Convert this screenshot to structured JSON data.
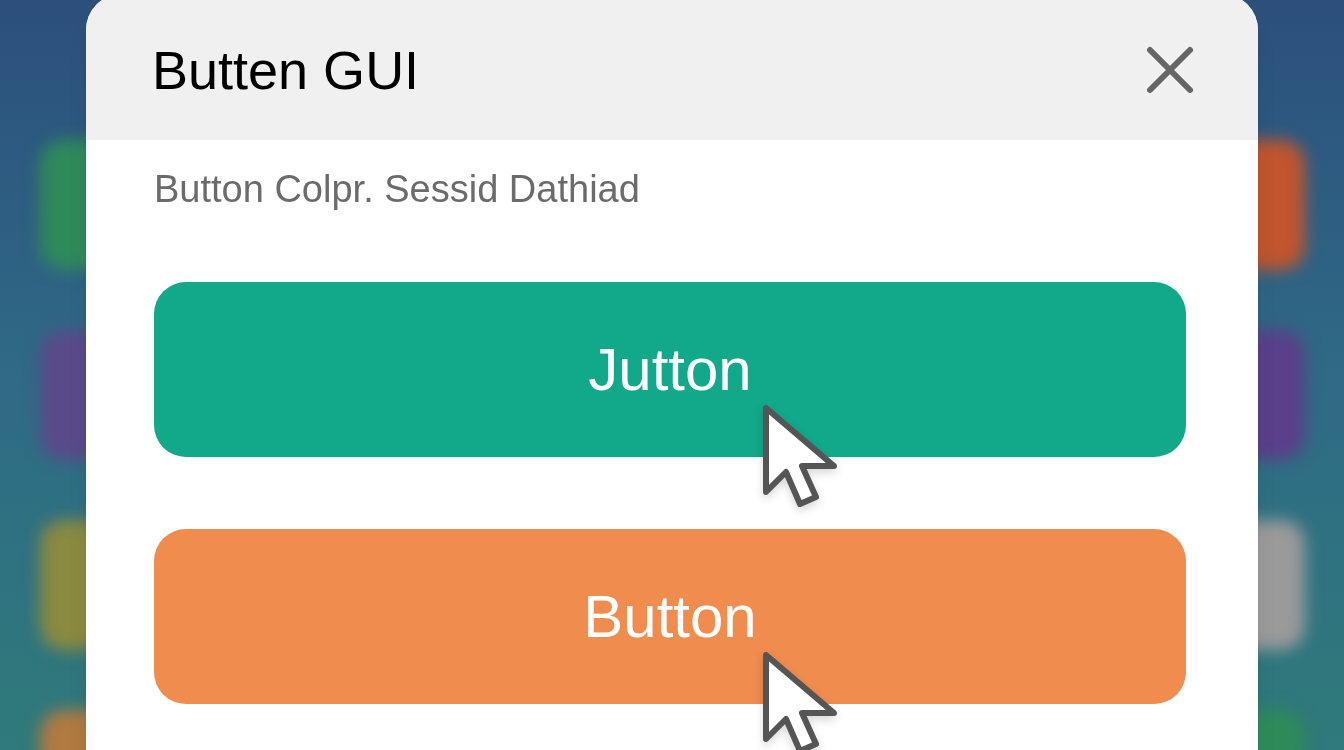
{
  "dialog": {
    "title": "Butten GUI",
    "subtitle": "Button Colpr. Sessid Dathiad"
  },
  "buttons": [
    {
      "label": "Jutton",
      "color": "#12a88a",
      "hovered": true
    },
    {
      "label": "Button",
      "color": "#f08c4e",
      "hovered": true
    }
  ]
}
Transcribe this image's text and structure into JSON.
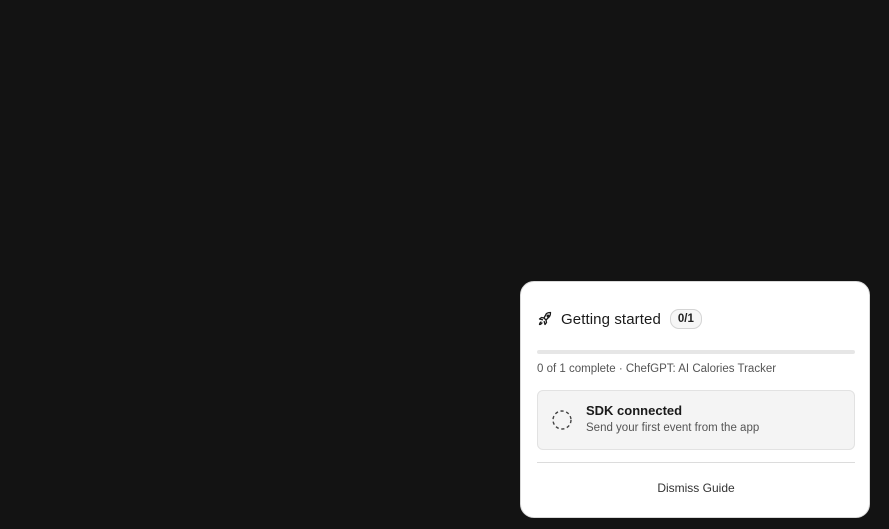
{
  "guide": {
    "title": "Getting started",
    "badge": "0/1",
    "progress_fraction": 0,
    "summary": "0 of 1 complete · ChefGPT: AI Calories Tracker",
    "steps": [
      {
        "title": "SDK connected",
        "description": "Send your first event from the app",
        "status": "pending",
        "icon": "dashed-circle-icon"
      }
    ],
    "dismiss_label": "Dismiss Guide",
    "header_icon": "rocket-icon"
  },
  "colors": {
    "background": "#131313",
    "card": "#ffffff",
    "step_background": "#f4f4f4"
  }
}
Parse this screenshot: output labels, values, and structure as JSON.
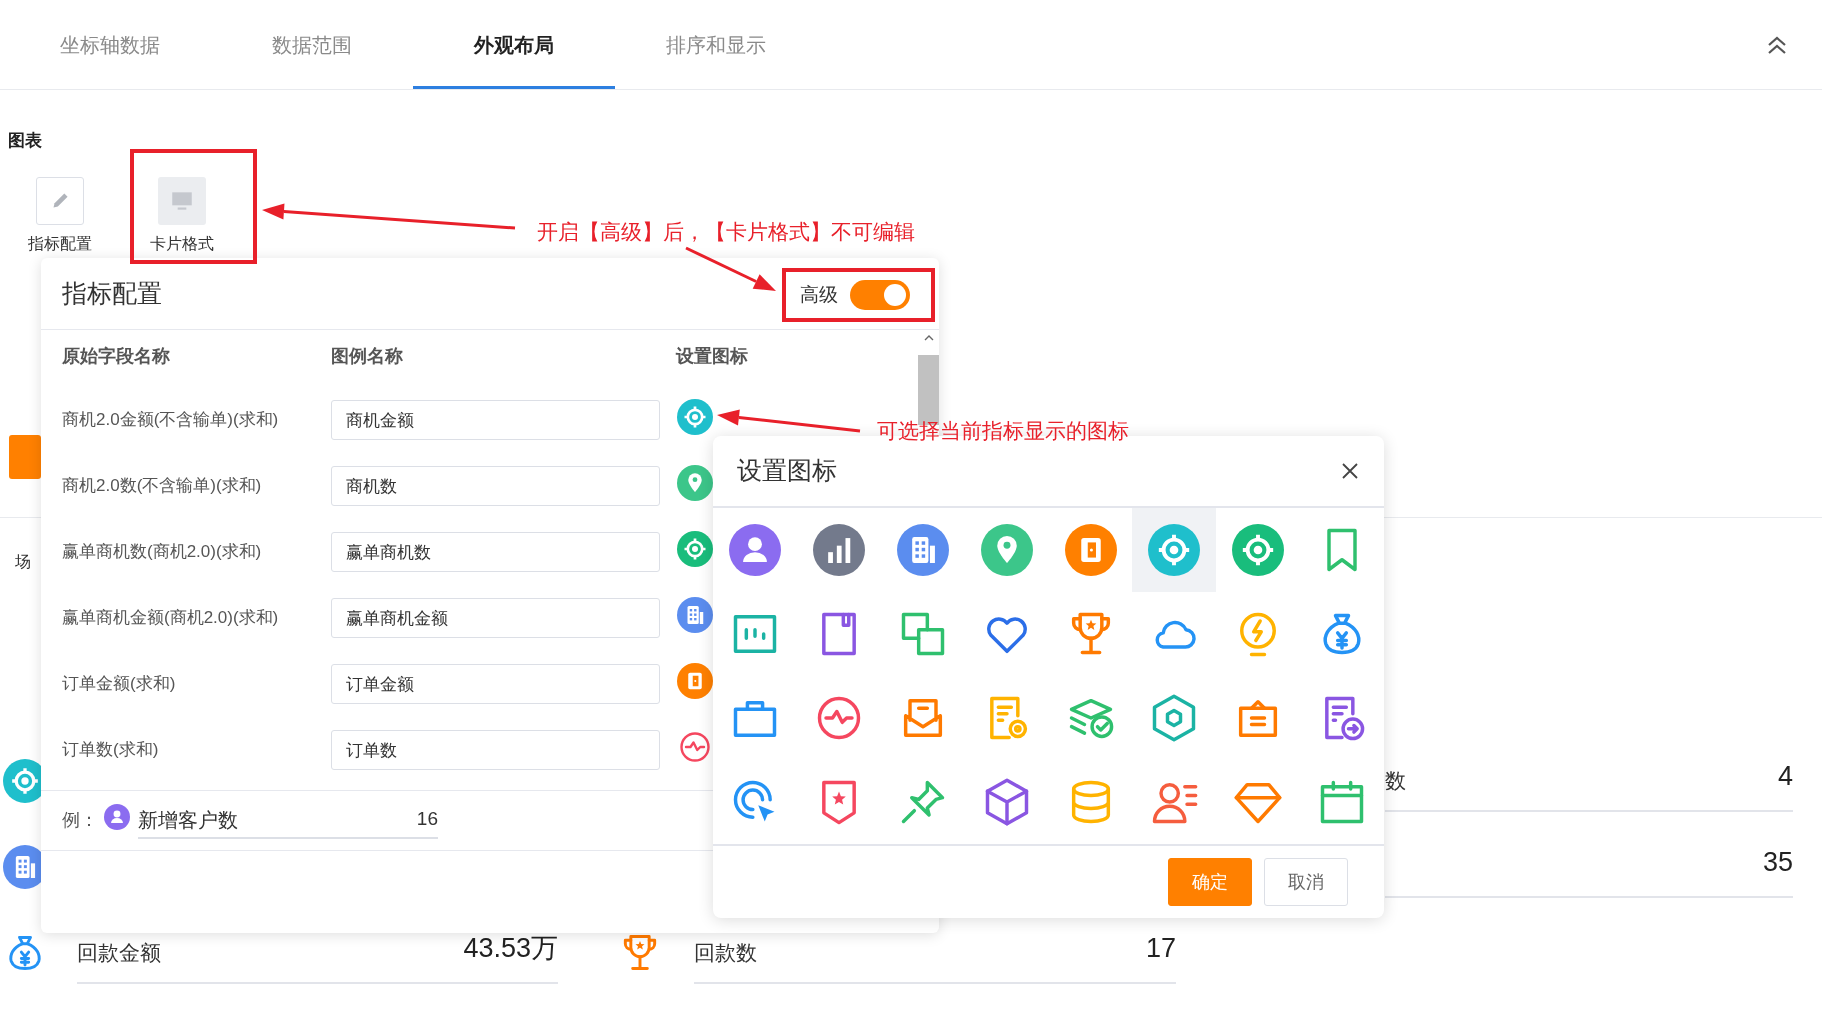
{
  "tabs": [
    {
      "label": "坐标轴数据",
      "selected": false
    },
    {
      "label": "数据范围",
      "selected": false
    },
    {
      "label": "外观布局",
      "selected": true
    },
    {
      "label": "排序和显示",
      "selected": false
    }
  ],
  "section_title": "图表",
  "chart_types": [
    {
      "label": "指标配置",
      "disabled": false
    },
    {
      "label": "卡片格式",
      "disabled": true
    }
  ],
  "scene_label": "场",
  "metric_rows": [
    {
      "right": {
        "label": "数",
        "value": "4"
      }
    },
    {
      "right": {
        "value": "35"
      }
    },
    {
      "left": {
        "label": "回款金额",
        "value": "43.53万"
      },
      "middle": {
        "label": "回款数",
        "value": "17"
      }
    }
  ],
  "metric_panel": {
    "title": "指标配置",
    "advanced": {
      "label": "高级",
      "on": true
    },
    "columns": [
      "原始字段名称",
      "图例名称",
      "设置图标"
    ],
    "rows": [
      {
        "field": "商机2.0金额(不含输单)(求和)",
        "legend": "商机金额"
      },
      {
        "field": "商机2.0数(不含输单)(求和)",
        "legend": "商机数"
      },
      {
        "field": "赢单商机数(商机2.0)(求和)",
        "legend": "赢单商机数"
      },
      {
        "field": "赢单商机金额(商机2.0)(求和)",
        "legend": "赢单商机金额"
      },
      {
        "field": "订单金额(求和)",
        "legend": "订单金额"
      },
      {
        "field": "订单数(求和)",
        "legend": "订单数"
      }
    ],
    "example": {
      "label": "例：",
      "name": "新增客户数",
      "value": "16"
    }
  },
  "icon_dialog": {
    "title": "设置图标",
    "icons": [
      {
        "selected": false
      },
      {
        "selected": false
      },
      {
        "selected": false
      },
      {
        "selected": false
      },
      {
        "selected": false
      },
      {
        "selected": true
      },
      {
        "selected": false
      },
      {
        "selected": false
      },
      {
        "selected": false
      },
      {
        "selected": false
      },
      {
        "selected": false
      },
      {
        "selected": false
      },
      {
        "selected": false
      },
      {
        "selected": false
      },
      {
        "selected": false
      },
      {
        "selected": false
      },
      {
        "selected": false
      },
      {
        "selected": false
      },
      {
        "selected": false
      },
      {
        "selected": false
      },
      {
        "selected": false
      },
      {
        "selected": false
      },
      {
        "selected": false
      },
      {
        "selected": false
      },
      {
        "selected": false
      },
      {
        "selected": false
      },
      {
        "selected": false
      },
      {
        "selected": false
      },
      {
        "selected": false
      },
      {
        "selected": false
      },
      {
        "selected": false
      },
      {
        "selected": false
      }
    ],
    "buttons": [
      {
        "label": "确定",
        "kind": "primary"
      },
      {
        "label": "取消",
        "kind": "default"
      }
    ]
  },
  "annotations": [
    {
      "text": "开启【高级】后，【卡片格式】不可编辑"
    },
    {
      "text": "可选择当前指标显示的图标"
    }
  ]
}
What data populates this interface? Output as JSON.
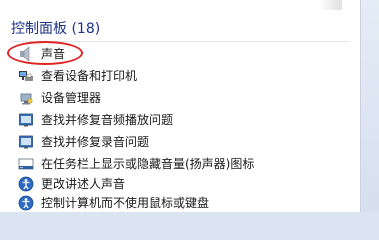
{
  "header": {
    "title": "控制面板 (18)"
  },
  "items": [
    {
      "label": "声音",
      "icon": "speaker-icon"
    },
    {
      "label": "查看设备和打印机",
      "icon": "printer-icon"
    },
    {
      "label": "设备管理器",
      "icon": "device-manager-icon"
    },
    {
      "label": "查找并修复音频播放问题",
      "icon": "troubleshoot-icon"
    },
    {
      "label": "查找并修复录音问题",
      "icon": "troubleshoot-icon"
    },
    {
      "label": "在任务栏上显示或隐藏音量(扬声器)图标",
      "icon": "taskbar-icon"
    },
    {
      "label": "更改讲述人声音",
      "icon": "ease-of-access-icon"
    },
    {
      "label": "控制计算机而不使用鼠标或键盘",
      "icon": "ease-of-access-icon"
    }
  ],
  "colors": {
    "header_text": "#1e3287",
    "highlight_ring": "#e02424"
  }
}
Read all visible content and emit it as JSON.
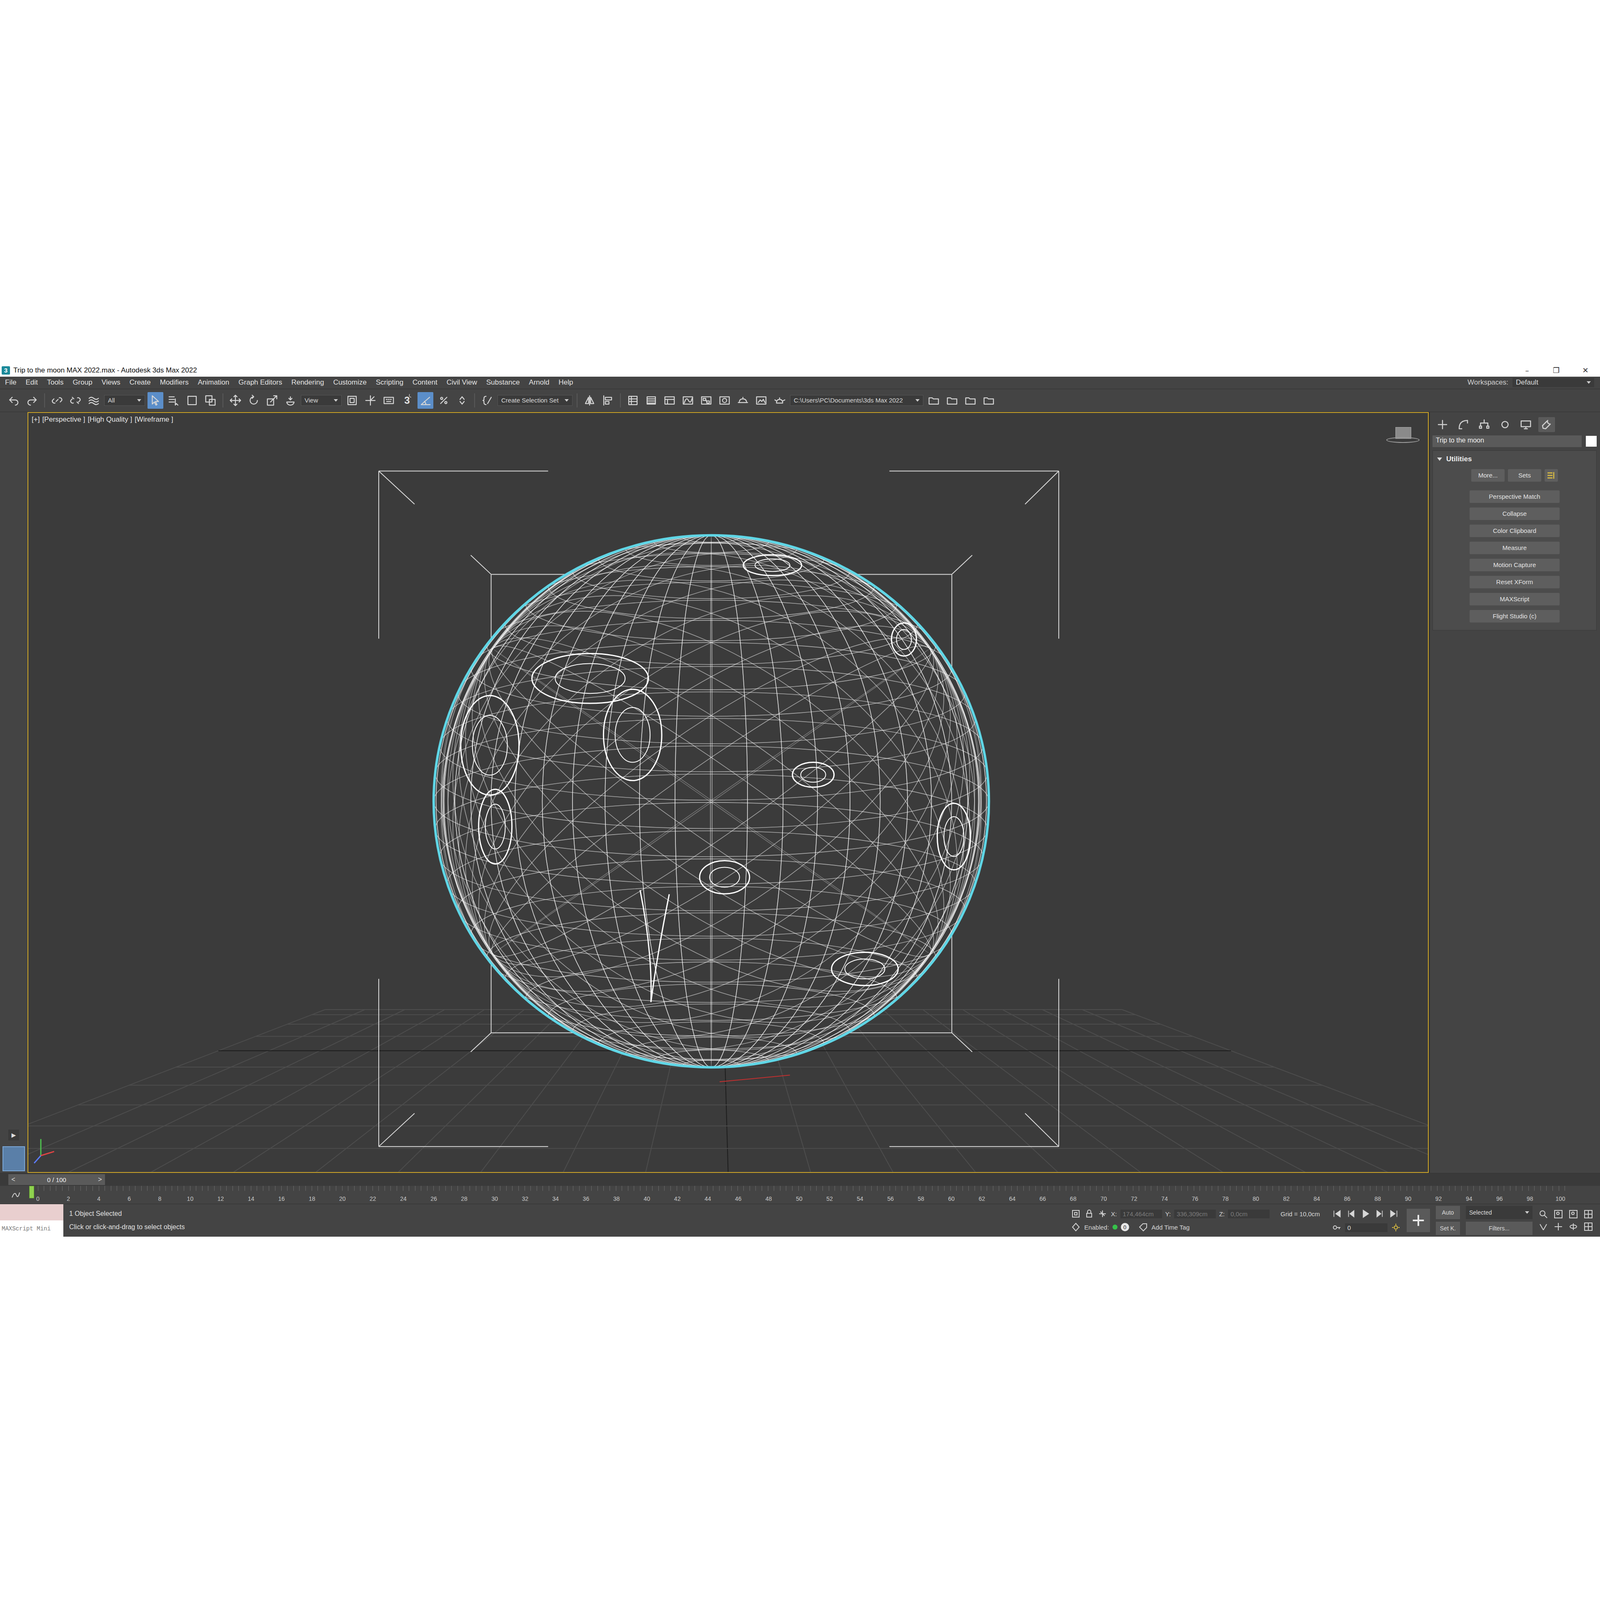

-*-

● Work instructions:
Copy every record above exactly, leaving out the pictures.

● Answer to the problem:
Convert this screenshot to structured JSON data.
{
  "dialog": {
    "title": "Butten GUI",
    "subtitle": "Button Colpr. Sessid Dathiad"
  },
  "buttons": [
    {
      "label": "Jutton",
      "color": "#12a88a",
      "hovered": true
    },
    {
      "label": "Button",
      "color": "#f08c4e",
      "hovered": true
    }
  ]
}
Transcribe this image's text and structure into JSON.
{
  "guide": {
    "title": "Getting started",
    "badge": "0/1",
    "progress_fraction": 0,
    "summary": "0 of 1 complete · ChefGPT: AI Calories Tracker",
    "steps": [
      {
        "title": "SDK connected",
        "description": "Send your first event from the app",
        "status": "pending",
        "icon": "dashed-circle-icon"
      }
    ],
    "dismiss_label": "Dismiss Guide",
    "header_icon": "rocket-icon"
  },
  "colors": {
    "background": "#131313",
    "card": "#ffffff",
    "step_background": "#f4f4f4"
  }
}
Parse this screenshot: output labels, values, and structure as JSON.
{
  "tabs": [
    {
      "label": "坐标轴数据",
      "selected": false
    },
    {
      "label": "数据范围",
      "selected": false
    },
    {
      "label": "外观布局",
      "selected": true
    },
    {
      "label": "排序和显示",
      "selected": false
    }
  ],
  "section_title": "图表",
  "chart_types": [
    {
      "label": "指标配置",
      "disabled": false
    },
    {
      "label": "卡片格式",
      "disabled": true
    }
  ],
  "scene_label": "场",
  "metric_rows": [
    {
      "right": {
        "label": "数",
        "value": "4"
      }
    },
    {
      "right": {
        "value": "35"
      }
    },
    {
      "left": {
        "label": "回款金额",
        "value": "43.53万"
      },
      "middle": {
        "label": "回款数",
        "value": "17"
      }
    }
  ],
  "metric_panel": {
    "title": "指标配置",
    "advanced": {
      "label": "高级",
      "on": true
    },
    "columns": [
      "原始字段名称",
      "图例名称",
      "设置图标"
    ],
    "rows": [
      {
        "field": "商机2.0金额(不含输单)(求和)",
        "legend": "商机金额"
      },
      {
        "field": "商机2.0数(不含输单)(求和)",
        "legend": "商机数"
      },
      {
        "field": "赢单商机数(商机2.0)(求和)",
        "legend": "赢单商机数"
      },
      {
        "field": "赢单商机金额(商机2.0)(求和)",
        "legend": "赢单商机金额"
      },
      {
        "field": "订单金额(求和)",
        "legend": "订单金额"
      },
      {
        "field": "订单数(求和)",
        "legend": "订单数"
      }
    ],
    "example": {
      "label": "例：",
      "name": "新增客户数",
      "value": "16"
    }
  },
  "icon_dialog": {
    "title": "设置图标",
    "icons": [
      {
        "selected": false
      },
      {
        "selected": false
      },
      {
        "selected": false
      },
      {
        "selected": false
      },
      {
        "selected": false
      },
      {
        "selected": true
      },
      {
        "selected": false
      },
      {
        "selected": false
      },
      {
        "selected": false
      },
      {
        "selected": false
      },
      {
        "selected": false
      },
      {
        "selected": false
      },
      {
        "selected": false
      },
      {
        "selected": false
      },
      {
        "selected": false
      },
      {
        "selected": false
      },
      {
        "selected": false
      },
      {
        "selected": false
      },
      {
        "selected": false
      },
      {
        "selected": false
      },
      {
        "selected": false
      },
      {
        "selected": false
      },
      {
        "selected": false
      },
      {
        "selected": false
      },
      {
        "selected": false
      },
      {
        "selected": false
      },
      {
        "selected": false
      },
      {
        "selected": false
      },
      {
        "selected": false
      },
      {
        "selected": false
      },
      {
        "selected": false
      },
      {
        "selected": false
      }
    ],
    "buttons": [
      {
        "label": "确定",
        "kind": "primary"
      },
      {
        "label": "取消",
        "kind": "default"
      }
    ]
  },
  "annotations": [
    {
      "text": "开启【高级】后，【卡片格式】不可编辑"
    },
    {
      "text": "可选择当前指标显示的图标"
    }
  ]
}
What data populates this interface? Output as JSON.
{
  "header": {
    "title": "控制面板 (18)"
  },
  "items": [
    {
      "label": "声音",
      "icon": "speaker-icon"
    },
    {
      "label": "查看设备和打印机",
      "icon": "printer-icon"
    },
    {
      "label": "设备管理器",
      "icon": "device-manager-icon"
    },
    {
      "label": "查找并修复音频播放问题",
      "icon": "troubleshoot-icon"
    },
    {
      "label": "查找并修复录音问题",
      "icon": "troubleshoot-icon"
    },
    {
      "label": "在任务栏上显示或隐藏音量(扬声器)图标",
      "icon": "taskbar-icon"
    },
    {
      "label": "更改讲述人声音",
      "icon": "ease-of-access-icon"
    },
    {
      "label": "控制计算机而不使用鼠标或键盘",
      "icon": "ease-of-access-icon"
    }
  ],
  "colors": {
    "header_text": "#1e3287",
    "highlight_ring": "#e02424"
  }
}
Read all visible content and emit it as JSON.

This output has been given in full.